From the entries that follow, pick out all lines holding "Burden".
Begin Record list
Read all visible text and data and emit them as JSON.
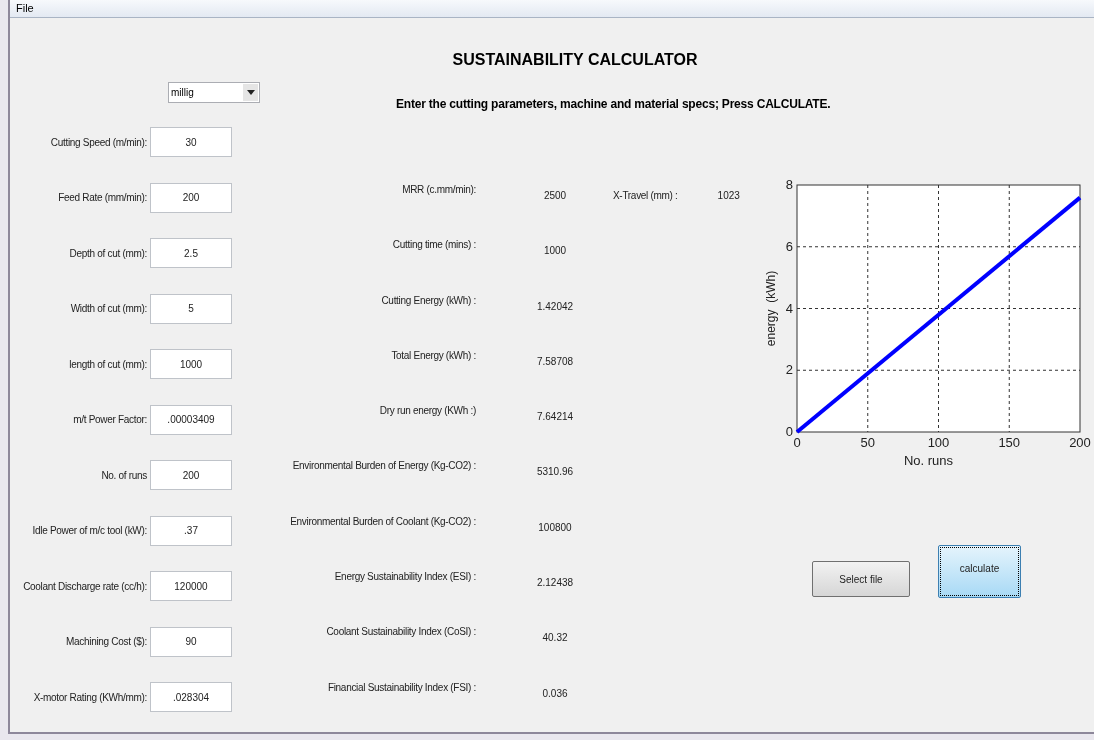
{
  "menu": [
    {
      "label": "File"
    }
  ],
  "title": "SUSTAINABILITY CALCULATOR",
  "instruction": "Enter the cutting parameters, machine and material specs; Press CALCULATE.",
  "mode_select": {
    "value": "millig"
  },
  "inputs": [
    {
      "label": "Cutting Speed (m/min):",
      "value": "30"
    },
    {
      "label": "Feed Rate (mm/min):",
      "value": "200"
    },
    {
      "label": "Depth of cut (mm):",
      "value": "2.5"
    },
    {
      "label": "Width of cut (mm):",
      "value": "5"
    },
    {
      "label": "length of cut (mm):",
      "value": "1000"
    },
    {
      "label": "m/t Power Factor:",
      "value": ".00003409"
    },
    {
      "label": "No. of runs",
      "value": "200"
    },
    {
      "label": "Idle Power of m/c tool (kW):",
      "value": ".37"
    },
    {
      "label": "Coolant Discharge rate (cc/h):",
      "value": "120000"
    },
    {
      "label": "Machining Cost ($):",
      "value": "90"
    },
    {
      "label": "X-motor Rating (KWh/mm):",
      "value": ".028304"
    }
  ],
  "outputs": [
    {
      "label": "MRR (c.mm/min):",
      "value": "2500"
    },
    {
      "label": "Cutting time (mins) :",
      "value": "1000"
    },
    {
      "label": "Cutting Energy (kWh) :",
      "value": "1.42042"
    },
    {
      "label": "Total Energy (kWh) :",
      "value": "7.58708"
    },
    {
      "label": "Dry run energy (KWh :)",
      "value": "7.64214"
    },
    {
      "label": "Environmental Burden of Energy (Kg-CO2) :",
      "value": "5310.96"
    },
    {
      "label": "Environmental Burden of Coolant (Kg-CO2) :",
      "value": "100800"
    },
    {
      "label": "Energy Sustainability Index (ESI) :",
      "value": "2.12438"
    },
    {
      "label": "Coolant Sustainability Index (CoSI) :",
      "value": "40.32"
    },
    {
      "label": "Financial Sustainability Index (FSI) :",
      "value": "0.036"
    }
  ],
  "x_travel": {
    "label": "X-Travel (mm) :",
    "value": "1023"
  },
  "chart": {
    "chart_data": {
      "type": "line",
      "xlabel": "No. runs",
      "ylabel": "energy  (kWh)",
      "x": [
        0,
        200
      ],
      "series": [
        {
          "color": "#0000ff",
          "values": [
            0,
            7.59
          ]
        }
      ],
      "grid": true,
      "xlim": [
        0,
        200
      ],
      "ylim": [
        0,
        8
      ],
      "xticks": [
        0,
        50,
        100,
        150,
        200
      ],
      "yticks": [
        0,
        2,
        4,
        6,
        8
      ]
    }
  },
  "buttons": [
    {
      "label": "Select file",
      "focused": false
    },
    {
      "label": "calculate",
      "focused": true
    }
  ]
}
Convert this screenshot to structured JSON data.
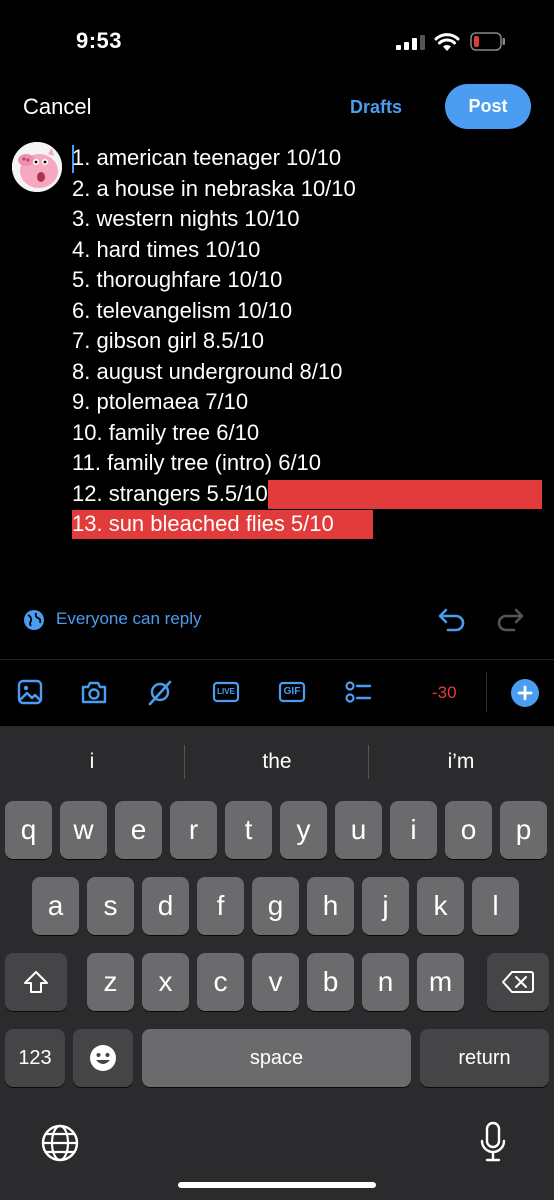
{
  "status_bar": {
    "time": "9:53"
  },
  "top_bar": {
    "cancel": "Cancel",
    "drafts": "Drafts",
    "post": "Post"
  },
  "compose": {
    "lines": [
      "1. american teenager 10/10",
      "2. a house in nebraska 10/10",
      "3. western nights 10/10",
      "4. hard times 10/10",
      "5. thoroughfare 10/10",
      "6. televangelism 10/10",
      "7. gibson girl 8.5/10",
      "8. august underground 8/10",
      "9. ptolemaea 7/10",
      "10. family tree 6/10",
      "11. family tree (intro) 6/10",
      "12. strangers 5.5/10",
      "13. sun bleached flies 5/10"
    ]
  },
  "reply_setting": {
    "label": "Everyone can reply"
  },
  "toolbar": {
    "icons": [
      "image-icon",
      "camera-icon",
      "search-icon",
      "live-icon",
      "gif-icon",
      "poll-icon"
    ],
    "live_label": "LIVE",
    "gif_label": "GIF",
    "char_remaining": "-30"
  },
  "keyboard": {
    "suggestions": [
      "i",
      "the",
      "i’m"
    ],
    "row1": [
      "q",
      "w",
      "e",
      "r",
      "t",
      "y",
      "u",
      "i",
      "o",
      "p"
    ],
    "row2": [
      "a",
      "s",
      "d",
      "f",
      "g",
      "h",
      "j",
      "k",
      "l"
    ],
    "row3": [
      "z",
      "x",
      "c",
      "v",
      "b",
      "n",
      "m"
    ],
    "numbers_key": "123",
    "space_key": "space",
    "return_key": "return"
  },
  "colors": {
    "accent": "#4a9df0",
    "over_limit": "#e23b3b",
    "keyboard_bg": "#2b2b2d"
  }
}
End Record list
Answer to the exercise.
      "label": "Environmental Burden of Energy (Kg-CO2) :",
      "label": "Environmental Burden of Coolant (Kg-CO2) :",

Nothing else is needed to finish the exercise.